▶ **Written exercise**
Return every line of the records below verbatim, with no pictures in the copy.

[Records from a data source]
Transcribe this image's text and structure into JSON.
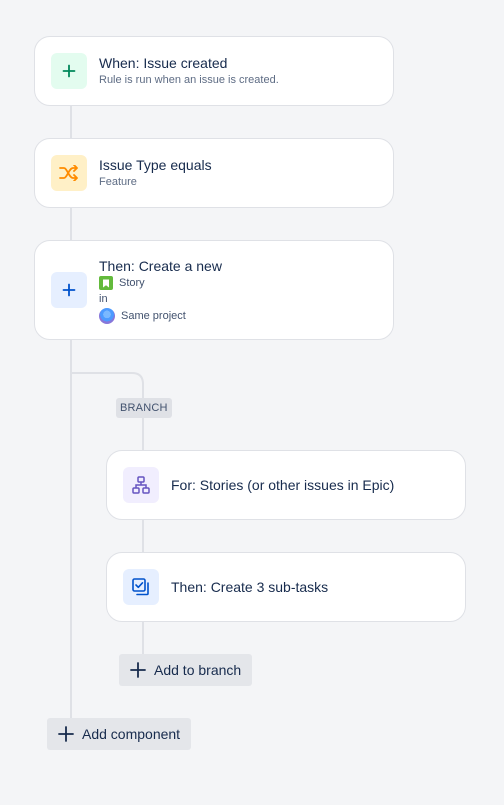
{
  "trigger": {
    "title": "When: Issue created",
    "subtitle": "Rule is run when an issue is created.",
    "icon": "plus-icon",
    "icon_bg": "#e3fcef",
    "icon_color": "#00875a"
  },
  "condition": {
    "title": "Issue Type equals",
    "subtitle": "Feature",
    "icon": "shuffle-icon",
    "icon_bg": "#fff0c7",
    "icon_color": "#ff8b00"
  },
  "action": {
    "title": "Then: Create a new",
    "issue_type": "Story",
    "connector_word": "in",
    "project": "Same project",
    "icon": "plus-icon",
    "icon_bg": "#e6efff",
    "icon_color": "#0052cc"
  },
  "branch": {
    "label": "BRANCH",
    "for_title": "For: Stories (or other issues in Epic)",
    "for_icon": "hierarchy-icon",
    "for_icon_bg": "#f1eefe",
    "for_icon_color": "#6554c0",
    "subtasks_title": "Then: Create 3 sub-tasks",
    "subtasks_icon": "subtask-icon",
    "subtasks_icon_bg": "#e6efff",
    "subtasks_icon_color": "#0052cc",
    "add_label": "Add to branch"
  },
  "add_component_label": "Add component",
  "colors": {
    "background": "#f4f5f7",
    "connector": "#dfe1e6",
    "story_green": "#63ba3c"
  }
}
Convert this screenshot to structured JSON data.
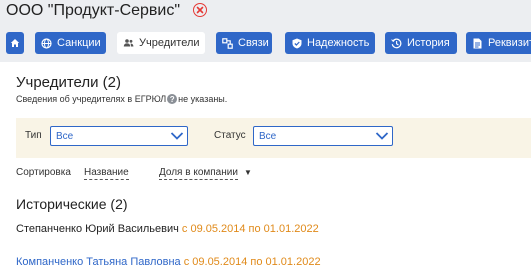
{
  "company": {
    "title": "ООО \"Продукт-Сервис\""
  },
  "nav": {
    "tabs": [
      {
        "label": "",
        "icon": "home-icon"
      },
      {
        "label": "Санкции",
        "icon": "globe-icon"
      },
      {
        "label": "Учредители",
        "icon": "users-icon",
        "active": true
      },
      {
        "label": "Связи",
        "icon": "link-icon"
      },
      {
        "label": "Надежность",
        "icon": "shield-icon"
      },
      {
        "label": "История",
        "icon": "history-icon"
      },
      {
        "label": "Реквизиты",
        "icon": "document-icon"
      }
    ]
  },
  "page": {
    "title": "Учредители (2)",
    "subtitle_before": "Сведения об учредителях в ЕГРЮЛ",
    "subtitle_after": "не указаны."
  },
  "filters": {
    "type_label": "Тип",
    "type_value": "Все",
    "status_label": "Статус",
    "status_value": "Все"
  },
  "sort": {
    "label": "Сортировка",
    "by_name": "Название",
    "by_share": "Доля в компании",
    "caret": "▼"
  },
  "historical": {
    "title": "Исторические (2)",
    "items": [
      {
        "name": "Степанченко Юрий Васильевич",
        "dates": "с 09.05.2014 по 01.01.2022",
        "is_link": false
      },
      {
        "name": "Компанченко Татьяна Павловна",
        "dates": "с 09.05.2014 по 01.01.2022",
        "is_link": true
      }
    ]
  },
  "colors": {
    "accent": "#2f67c8",
    "date": "#e08a1a",
    "close": "#e53935",
    "filter_bg": "#f9f4e6"
  }
}
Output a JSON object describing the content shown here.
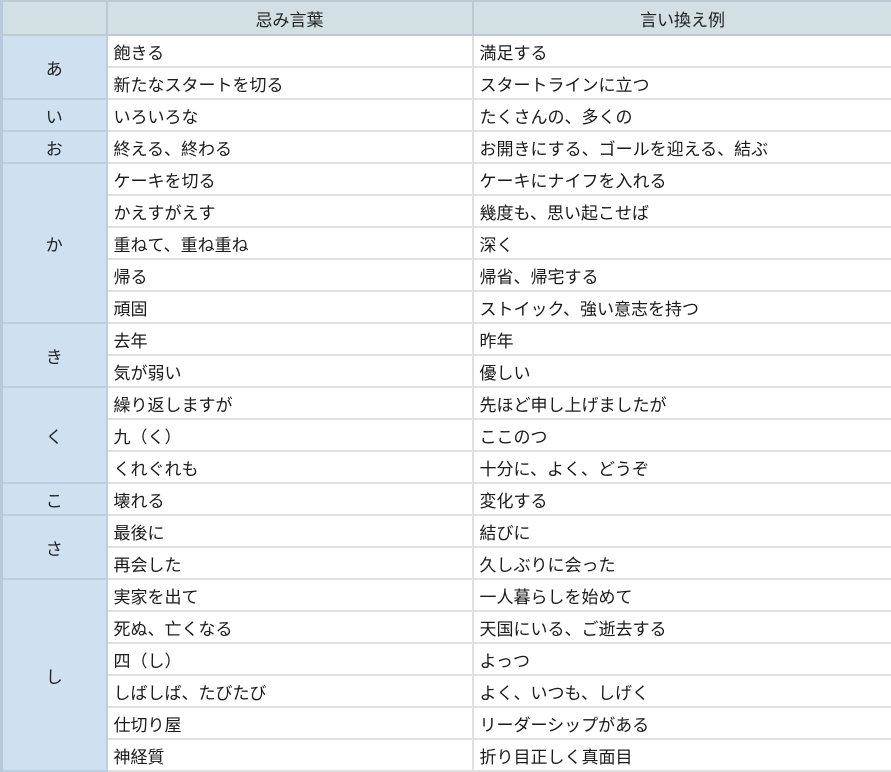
{
  "header": {
    "col_key": "",
    "col_taboo": "忌み言葉",
    "col_alt": "言い換え例"
  },
  "groups": [
    {
      "key": "あ",
      "rows": [
        {
          "taboo": "飽きる",
          "alt": "満足する"
        },
        {
          "taboo": "新たなスタートを切る",
          "alt": "スタートラインに立つ"
        }
      ]
    },
    {
      "key": "い",
      "rows": [
        {
          "taboo": "いろいろな",
          "alt": "たくさんの、多くの"
        }
      ]
    },
    {
      "key": "お",
      "rows": [
        {
          "taboo": "終える、終わる",
          "alt": "お開きにする、ゴールを迎える、結ぶ"
        }
      ]
    },
    {
      "key": "か",
      "rows": [
        {
          "taboo": "ケーキを切る",
          "alt": "ケーキにナイフを入れる"
        },
        {
          "taboo": "かえすがえす",
          "alt": "幾度も、思い起こせば"
        },
        {
          "taboo": "重ねて、重ね重ね",
          "alt": "深く"
        },
        {
          "taboo": "帰る",
          "alt": "帰省、帰宅する"
        },
        {
          "taboo": "頑固",
          "alt": "ストイック、強い意志を持つ"
        }
      ]
    },
    {
      "key": "き",
      "rows": [
        {
          "taboo": "去年",
          "alt": "昨年"
        },
        {
          "taboo": "気が弱い",
          "alt": "優しい"
        }
      ]
    },
    {
      "key": "く",
      "rows": [
        {
          "taboo": "繰り返しますが",
          "alt": "先ほど申し上げましたが"
        },
        {
          "taboo": "九（く）",
          "alt": "ここのつ"
        },
        {
          "taboo": "くれぐれも",
          "alt": "十分に、よく、どうぞ"
        }
      ]
    },
    {
      "key": "こ",
      "rows": [
        {
          "taboo": "壊れる",
          "alt": "変化する"
        }
      ]
    },
    {
      "key": "さ",
      "rows": [
        {
          "taboo": "最後に",
          "alt": "結びに"
        },
        {
          "taboo": "再会した",
          "alt": "久しぶりに会った"
        }
      ]
    },
    {
      "key": "し",
      "rows": [
        {
          "taboo": "実家を出て",
          "alt": "一人暮らしを始めて"
        },
        {
          "taboo": "死ぬ、亡くなる",
          "alt": "天国にいる、ご逝去する"
        },
        {
          "taboo": "四（し）",
          "alt": "よっつ"
        },
        {
          "taboo": "しばしば、たびたび",
          "alt": "よく、いつも、しげく"
        },
        {
          "taboo": "仕切り屋",
          "alt": "リーダーシップがある"
        },
        {
          "taboo": "神経質",
          "alt": "折り目正しく真面目"
        }
      ]
    }
  ]
}
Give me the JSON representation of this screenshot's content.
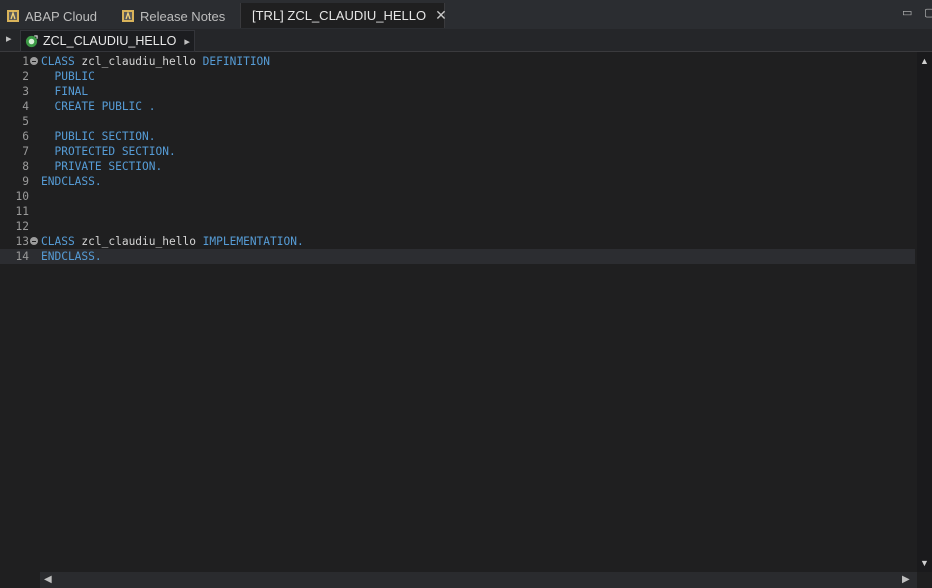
{
  "tabs": [
    {
      "label": "ABAP Cloud",
      "icon": "abap-doc-icon"
    },
    {
      "label": "Release Notes",
      "icon": "abap-doc-icon"
    },
    {
      "label": "[TRL] ZCL_CLAUDIU_HELLO",
      "icon": "abap-class-icon",
      "active": true,
      "close": "✕"
    }
  ],
  "window": {
    "minimize": "▭",
    "maximize": "▢"
  },
  "breadcrumb": {
    "label": "ZCL_CLAUDIU_HELLO",
    "left_arrow": "▸",
    "right_arrow": "▸"
  },
  "editor": {
    "line_numbers": [
      "1",
      "2",
      "3",
      "4",
      "5",
      "6",
      "7",
      "8",
      "9",
      "10",
      "11",
      "12",
      "13",
      "14"
    ],
    "current_line": 14,
    "lines": [
      [
        {
          "t": "CLASS",
          "c": "kw"
        },
        {
          "t": " zcl_claudiu_hello ",
          "c": "id"
        },
        {
          "t": "DEFINITION",
          "c": "kw"
        }
      ],
      [
        {
          "t": "  PUBLIC",
          "c": "kw"
        }
      ],
      [
        {
          "t": "  FINAL",
          "c": "kw"
        }
      ],
      [
        {
          "t": "  CREATE PUBLIC .",
          "c": "kw"
        }
      ],
      [],
      [
        {
          "t": "  PUBLIC SECTION.",
          "c": "kw"
        }
      ],
      [
        {
          "t": "  PROTECTED SECTION.",
          "c": "kw"
        }
      ],
      [
        {
          "t": "  PRIVATE SECTION.",
          "c": "kw"
        }
      ],
      [
        {
          "t": "ENDCLASS.",
          "c": "kw"
        }
      ],
      [],
      [],
      [],
      [
        {
          "t": "CLASS",
          "c": "kw"
        },
        {
          "t": " zcl_claudiu_hello ",
          "c": "id"
        },
        {
          "t": "IMPLEMENTATION.",
          "c": "kw"
        }
      ],
      [
        {
          "t": "ENDCLASS.",
          "c": "kw"
        }
      ]
    ],
    "fold_lines": [
      1,
      13
    ]
  },
  "colors": {
    "keyword": "#569cd6",
    "identifier": "#d4d4d4",
    "background": "#1f1f20"
  }
}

▶ **Response to the task**
Transcribe this image's text and structure into JSON.
{
  "trigger": {
    "title": "When: Issue created",
    "subtitle": "Rule is run when an issue is created.",
    "icon": "plus-icon",
    "icon_bg": "#e3fcef",
    "icon_color": "#00875a"
  },
  "condition": {
    "title": "Issue Type equals",
    "subtitle": "Feature",
    "icon": "shuffle-icon",
    "icon_bg": "#fff0c7",
    "icon_color": "#ff8b00"
  },
  "action": {
    "title": "Then: Create a new",
    "issue_type": "Story",
    "connector_word": "in",
    "project": "Same project",
    "icon": "plus-icon",
    "icon_bg": "#e6efff",
    "icon_color": "#0052cc"
  },
  "branch": {
    "label": "BRANCH",
    "for_title": "For: Stories (or other issues in Epic)",
    "for_icon": "hierarchy-icon",
    "for_icon_bg": "#f1eefe",
    "for_icon_color": "#6554c0",
    "subtasks_title": "Then: Create 3 sub-tasks",
    "subtasks_icon": "subtask-icon",
    "subtasks_icon_bg": "#e6efff",
    "subtasks_icon_color": "#0052cc",
    "add_label": "Add to branch"
  },
  "add_component_label": "Add component",
  "colors": {
    "background": "#f4f5f7",
    "connector": "#dfe1e6",
    "story_green": "#63ba3c"
  }
}
Convert this screenshot to structured JSON data.
{
  "company": {
    "title": "ООО \"Продукт-Сервис\""
  },
  "nav": {
    "tabs": [
      {
        "label": "",
        "icon": "home-icon"
      },
      {
        "label": "Санкции",
        "icon": "globe-icon"
      },
      {
        "label": "Учредители",
        "icon": "users-icon",
        "active": true
      },
      {
        "label": "Связи",
        "icon": "link-icon"
      },
      {
        "label": "Надежность",
        "icon": "shield-icon"
      },
      {
        "label": "История",
        "icon": "history-icon"
      },
      {
        "label": "Реквизиты",
        "icon": "document-icon"
      }
    ]
  },
  "page": {
    "title": "Учредители (2)",
    "subtitle_before": "Сведения об учредителях в ЕГРЮЛ",
    "subtitle_after": "не указаны."
  },
  "filters": {
    "type_label": "Тип",
    "type_value": "Все",
    "status_label": "Статус",
    "status_value": "Все"
  },
  "sort": {
    "label": "Сортировка",
    "by_name": "Название",
    "by_share": "Доля в компании",
    "caret": "▼"
  },
  "historical": {
    "title": "Исторические (2)",
    "items": [
      {
        "name": "Степанченко Юрий Васильевич",
        "dates": "с 09.05.2014 по 01.01.2022",
        "is_link": false
      },
      {
        "name": "Компанченко Татьяна Павловна",
        "dates": "с 09.05.2014 по 01.01.2022",
        "is_link": true
      }
    ]
  },
  "colors": {
    "accent": "#2f67c8",
    "date": "#e08a1a",
    "close": "#e53935",
    "filter_bg": "#f9f4e6"
  }
}
Output a JSON object describing the content shown here.
{
  "header": {
    "col_key": "",
    "col_taboo": "忌み言葉",
    "col_alt": "言い換え例"
  },
  "groups": [
    {
      "key": "あ",
      "rows": [
        {
          "taboo": "飽きる",
          "alt": "満足する"
        },
        {
          "taboo": "新たなスタートを切る",
          "alt": "スタートラインに立つ"
        }
      ]
    },
    {
      "key": "い",
      "rows": [
        {
          "taboo": "いろいろな",
          "alt": "たくさんの、多くの"
        }
      ]
    },
    {
      "key": "お",
      "rows": [
        {
          "taboo": "終える、終わる",
          "alt": "お開きにする、ゴールを迎える、結ぶ"
        }
      ]
    },
    {
      "key": "か",
      "rows": [
        {
          "taboo": "ケーキを切る",
          "alt": "ケーキにナイフを入れる"
        },
        {
          "taboo": "かえすがえす",
          "alt": "幾度も、思い起こせば"
        },
        {
          "taboo": "重ねて、重ね重ね",
          "alt": "深く"
        },
        {
          "taboo": "帰る",
          "alt": "帰省、帰宅する"
        },
        {
          "taboo": "頑固",
          "alt": "ストイック、強い意志を持つ"
        }
      ]
    },
    {
      "key": "き",
      "rows": [
        {
          "taboo": "去年",
          "alt": "昨年"
        },
        {
          "taboo": "気が弱い",
          "alt": "優しい"
        }
      ]
    },
    {
      "key": "く",
      "rows": [
        {
          "taboo": "繰り返しますが",
          "alt": "先ほど申し上げましたが"
        },
        {
          "taboo": "九（く）",
          "alt": "ここのつ"
        },
        {
          "taboo": "くれぐれも",
          "alt": "十分に、よく、どうぞ"
        }
      ]
    },
    {
      "key": "こ",
      "rows": [
        {
          "taboo": "壊れる",
          "alt": "変化する"
        }
      ]
    },
    {
      "key": "さ",
      "rows": [
        {
          "taboo": "最後に",
          "alt": "結びに"
        },
        {
          "taboo": "再会した",
          "alt": "久しぶりに会った"
        }
      ]
    },
    {
      "key": "し",
      "rows": [
        {
          "taboo": "実家を出て",
          "alt": "一人暮らしを始めて"
        },
        {
          "taboo": "死ぬ、亡くなる",
          "alt": "天国にいる、ご逝去する"
        },
        {
          "taboo": "四（し）",
          "alt": "よっつ"
        },
        {
          "taboo": "しばしば、たびたび",
          "alt": "よく、いつも、しげく"
        },
        {
          "taboo": "仕切り屋",
          "alt": "リーダーシップがある"
        },
        {
          "taboo": "神経質",
          "alt": "折り目正しく真面目"
        }
      ]
    }
  ]
}
Give me the JSON representation of this screenshot's content.
{
  "tabs": [
    {
      "label": "ABAP Cloud",
      "icon": "abap-doc-icon"
    },
    {
      "label": "Release Notes",
      "icon": "abap-doc-icon"
    },
    {
      "label": "[TRL] ZCL_CLAUDIU_HELLO",
      "icon": "abap-class-icon",
      "active": true,
      "close": "✕"
    }
  ],
  "window": {
    "minimize": "▭",
    "maximize": "▢"
  },
  "breadcrumb": {
    "label": "ZCL_CLAUDIU_HELLO",
    "left_arrow": "▸",
    "right_arrow": "▸"
  },
  "editor": {
    "line_numbers": [
      "1",
      "2",
      "3",
      "4",
      "5",
      "6",
      "7",
      "8",
      "9",
      "10",
      "11",
      "12",
      "13",
      "14"
    ],
    "current_line": 14,
    "lines": [
      [
        {
          "t": "CLASS",
          "c": "kw"
        },
        {
          "t": " zcl_claudiu_hello ",
          "c": "id"
        },
        {
          "t": "DEFINITION",
          "c": "kw"
        }
      ],
      [
        {
          "t": "  PUBLIC",
          "c": "kw"
        }
      ],
      [
        {
          "t": "  FINAL",
          "c": "kw"
        }
      ],
      [
        {
          "t": "  CREATE PUBLIC .",
          "c": "kw"
        }
      ],
      [],
      [
        {
          "t": "  PUBLIC SECTION.",
          "c": "kw"
        }
      ],
      [
        {
          "t": "  PROTECTED SECTION.",
          "c": "kw"
        }
      ],
      [
        {
          "t": "  PRIVATE SECTION.",
          "c": "kw"
        }
      ],
      [
        {
          "t": "ENDCLASS.",
          "c": "kw"
        }
      ],
      [],
      [],
      [],
      [
        {
          "t": "CLASS",
          "c": "kw"
        },
        {
          "t": " zcl_claudiu_hello ",
          "c": "id"
        },
        {
          "t": "IMPLEMENTATION.",
          "c": "kw"
        }
      ],
      [
        {
          "t": "ENDCLASS.",
          "c": "kw"
        }
      ]
    ],
    "fold_lines": [
      1,
      13
    ]
  },
  "colors": {
    "keyword": "#569cd6",
    "identifier": "#d4d4d4",
    "background": "#1f1f20"
  }
}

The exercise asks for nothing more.